Transcribe the listing in full, excluding any pictures.

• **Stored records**
** start **

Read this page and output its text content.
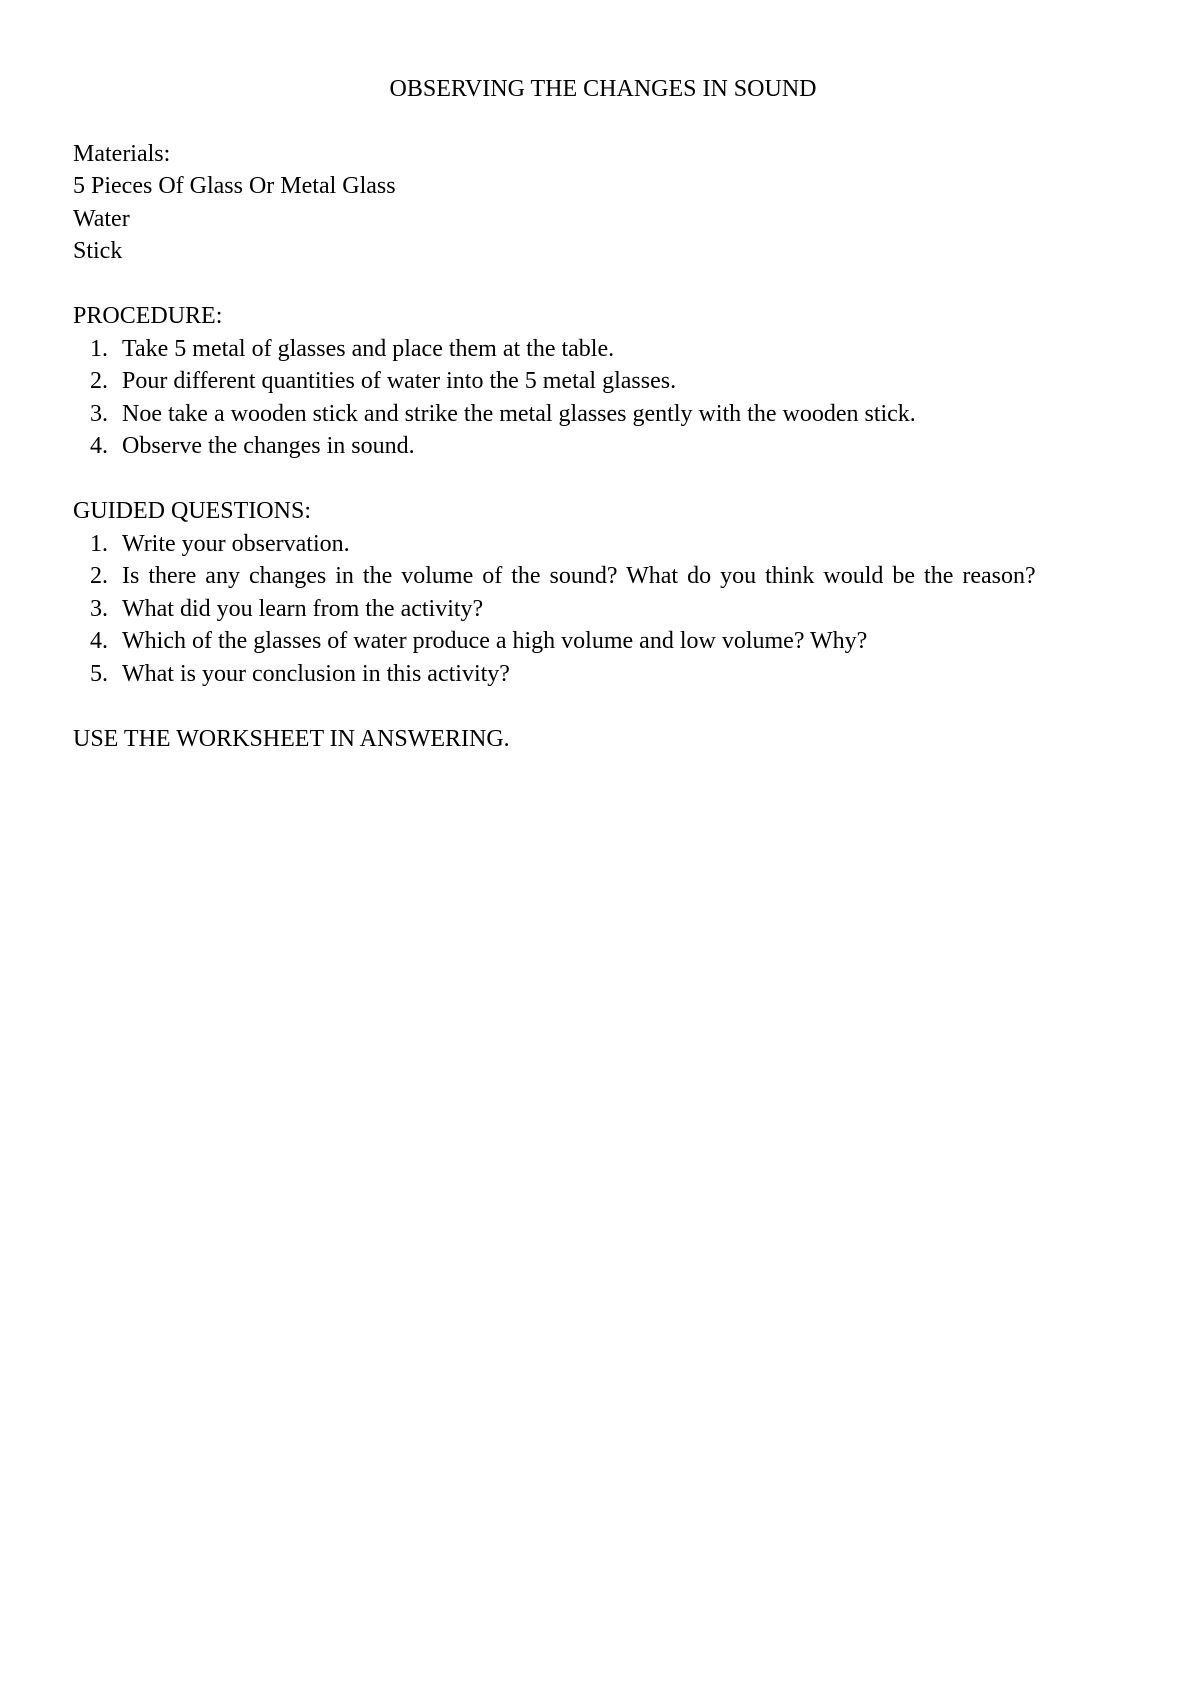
OBSERVING THE CHANGES IN SOUND
Materials:
5 Pieces Of Glass Or Metal Glass
Water
Stick
PROCEDURE:
1. Take 5 metal of glasses and place them at the table.
2. Pour different quantities of water into the 5 metal glasses.
3. Noe take a wooden stick and strike the metal glasses gently with the wooden stick.
4. Observe the changes in sound.
GUIDED QUESTIONS:
1. Write your observation.
2. Is there any changes in the volume of the sound? What do you think would be the reason?
3. What did you learn from the activity?
4. Which of the glasses of water produce a high volume and low volume? Why?
5. What is your conclusion in this activity?
USE THE WORKSHEET IN ANSWERING.
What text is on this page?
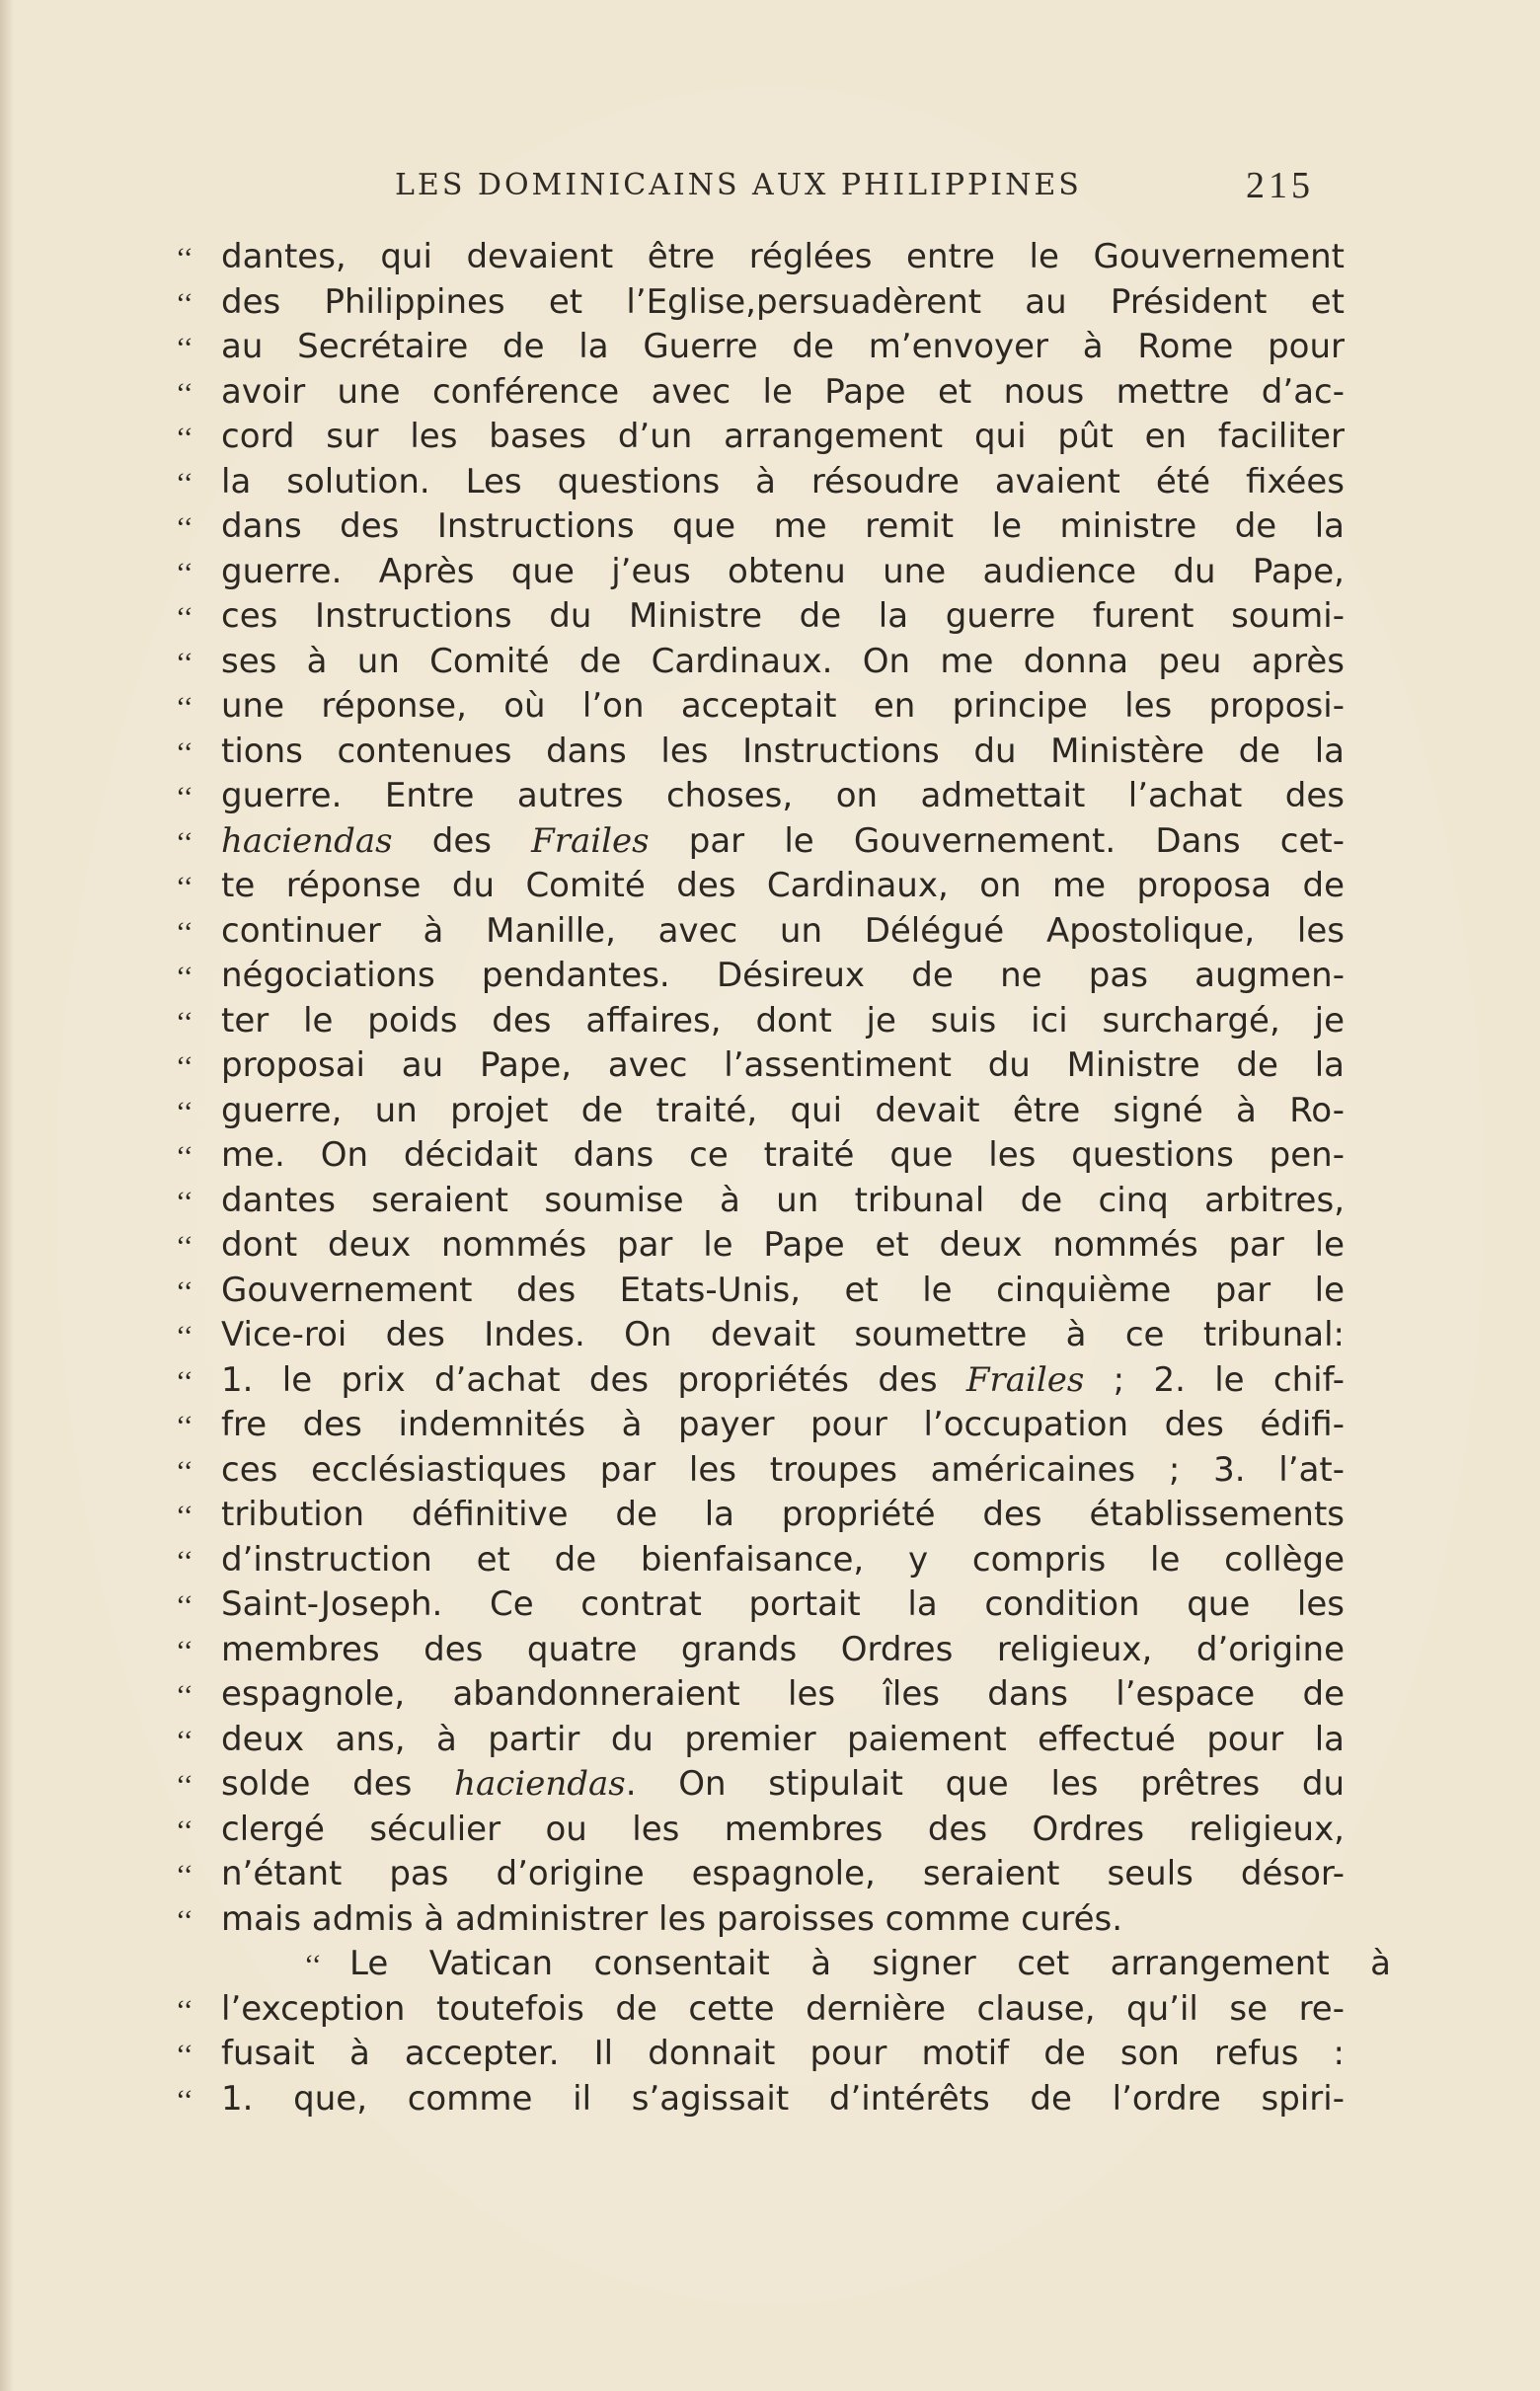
LES DOMINICAINS AUX PHILIPPINES	215
‘‘ dantes, qui devaient être réglées entre le Gouvernement
‘‘ des Philippines et l’Eglise,persuadèrent au Président et
‘‘ au Secrétaire de la Guerre de m’envoyer à Rome pour
‘‘ avoir une conférence avec le Pape et nous mettre d’ac-
‘‘ cord sur les bases d’un arrangement qui pût en faciliter
‘‘ la solution. Les questions à résoudre avaient été fixées
‘‘ dans des Instructions que me remit le ministre de la
‘‘ guerre. Après que j’eus obtenu une audience du Pape,
‘‘ ces Instructions du Ministre de la guerre furent soumi-
‘‘ ses à un Comité de Cardinaux. On me donna peu après
‘‘ une réponse, où l’on acceptait en principe les proposi-
‘‘ tions contenues dans les Instructions du Ministère de la
‘‘ guerre. Entre autres choses, on admettait l’achat des
‘‘ haciendas des Frailes par le Gouvernement. Dans cet-
‘‘ te réponse du Comité des Cardinaux, on me proposa de
‘‘ continuer à Manille, avec un Délégué Apostolique, les
‘‘ négociations pendantes. Désireux de ne pas augmen-
‘‘ ter le poids des affaires, dont je suis ici surchargé, je
‘‘ proposai au Pape, avec l’assentiment du Ministre de la
‘‘ guerre, un projet de traité, qui devait être signé à Ro-
‘‘ me. On décidait dans ce traité que les questions pen-
‘‘ dantes seraient soumise à un tribunal de cinq arbitres,
‘‘ dont deux nommés par le Pape et deux nommés par le
‘‘ Gouvernement des Etats-Unis, et le cinquième par le
‘‘ Vice-roi des Indes. On devait soumettre à ce tribunal:
‘‘ 1. le prix d’achat des propriétés des Frailes ; 2. le chif-
‘‘ fre des indemnités à payer pour l’occupation des édifi-
‘‘ ces ecclésiastiques par les troupes américaines ; 3. l’at-
‘‘ tribution définitive de la propriété des établissements
‘‘ d’instruction et de bienfaisance, y compris le collège
‘‘ Saint-Joseph. Ce contrat portait la condition que les
‘‘ membres des quatre grands Ordres religieux, d’origine
‘‘ espagnole, abandonneraient les îles dans l’espace de
‘‘ deux ans, à partir du premier paiement effectué pour la
‘‘ solde des haciendas. On stipulait que les prêtres du
‘‘ clergé séculier ou les membres des Ordres religieux,
‘‘ n’étant pas d’origine espagnole, seraient seuls désor-
‘‘ mais admis à administrer les paroisses comme curés.
‘‘ Le Vatican consentait à signer cet arrangement à
‘‘ l’exception toutefois de cette dernière clause, qu’il se re-
‘‘ fusait à accepter. Il donnait pour motif de son refus :
‘‘ 1. que, comme il s’agissait d’intérêts de l’ordre spiri-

** end **

• **SOLUTION FOR THIS EXERCISE**
Read this page and output its text content.
OBSERVING THE CHANGES IN SOUND
Materials:
5 Pieces Of Glass Or Metal Glass
Water
Stick
PROCEDURE:
1. Take 5 metal of glasses and place them at the table.
2. Pour different quantities of water into the 5 metal glasses.
3. Noe take a wooden stick and strike the metal glasses gently with the wooden stick.
4. Observe the changes in sound.
GUIDED QUESTIONS:
1. Write your observation.
2. Is there any changes in the volume of the sound? What do you think would be the reason?
3. What did you learn from the activity?
4. Which of the glasses of water produce a high volume and low volume? Why?
5. What is your conclusion in this activity?
USE THE WORKSHEET IN ANSWERING.
What text is on this page?
LES DOMINICAINS AUX PHILIPPINES	215
‘‘ dantes, qui devaient être réglées entre le Gouvernement
‘‘ des Philippines et l’Eglise,persuadèrent au Président et
‘‘ au Secrétaire de la Guerre de m’envoyer à Rome pour
‘‘ avoir une conférence avec le Pape et nous mettre d’ac-
‘‘ cord sur les bases d’un arrangement qui pût en faciliter
‘‘ la solution. Les questions à résoudre avaient été fixées
‘‘ dans des Instructions que me remit le ministre de la
‘‘ guerre. Après que j’eus obtenu une audience du Pape,
‘‘ ces Instructions du Ministre de la guerre furent soumi-
‘‘ ses à un Comité de Cardinaux. On me donna peu après
‘‘ une réponse, où l’on acceptait en principe les proposi-
‘‘ tions contenues dans les Instructions du Ministère de la
‘‘ guerre. Entre autres choses, on admettait l’achat des
‘‘ haciendas des Frailes par le Gouvernement. Dans cet-
‘‘ te réponse du Comité des Cardinaux, on me proposa de
‘‘ continuer à Manille, avec un Délégué Apostolique, les
‘‘ négociations pendantes. Désireux de ne pas augmen-
‘‘ ter le poids des affaires, dont je suis ici surchargé, je
‘‘ proposai au Pape, avec l’assentiment du Ministre de la
‘‘ guerre, un projet de traité, qui devait être signé à Ro-
‘‘ me. On décidait dans ce traité que les questions pen-
‘‘ dantes seraient soumise à un tribunal de cinq arbitres,
‘‘ dont deux nommés par le Pape et deux nommés par le
‘‘ Gouvernement des Etats-Unis, et le cinquième par le
‘‘ Vice-roi des Indes. On devait soumettre à ce tribunal:
‘‘ 1. le prix d’achat des propriétés des Frailes ; 2. le chif-
‘‘ fre des indemnités à payer pour l’occupation des édifi-
‘‘ ces ecclésiastiques par les troupes américaines ; 3. l’at-
‘‘ tribution définitive de la propriété des établissements
‘‘ d’instruction et de bienfaisance, y compris le collège
‘‘ Saint-Joseph. Ce contrat portait la condition que les
‘‘ membres des quatre grands Ordres religieux, d’origine
‘‘ espagnole, abandonneraient les îles dans l’espace de
‘‘ deux ans, à partir du premier paiement effectué pour la
‘‘ solde des haciendas. On stipulait que les prêtres du
‘‘ clergé séculier ou les membres des Ordres religieux,
‘‘ n’étant pas d’origine espagnole, seraient seuls désor-
‘‘ mais admis à administrer les paroisses comme curés.
‘‘ Le Vatican consentait à signer cet arrangement à
‘‘ l’exception toutefois de cette dernière clause, qu’il se re-
‘‘ fusait à accepter. Il donnait pour motif de son refus :
‘‘ 1. que, comme il s’agissait d’intérêts de l’ordre spiri-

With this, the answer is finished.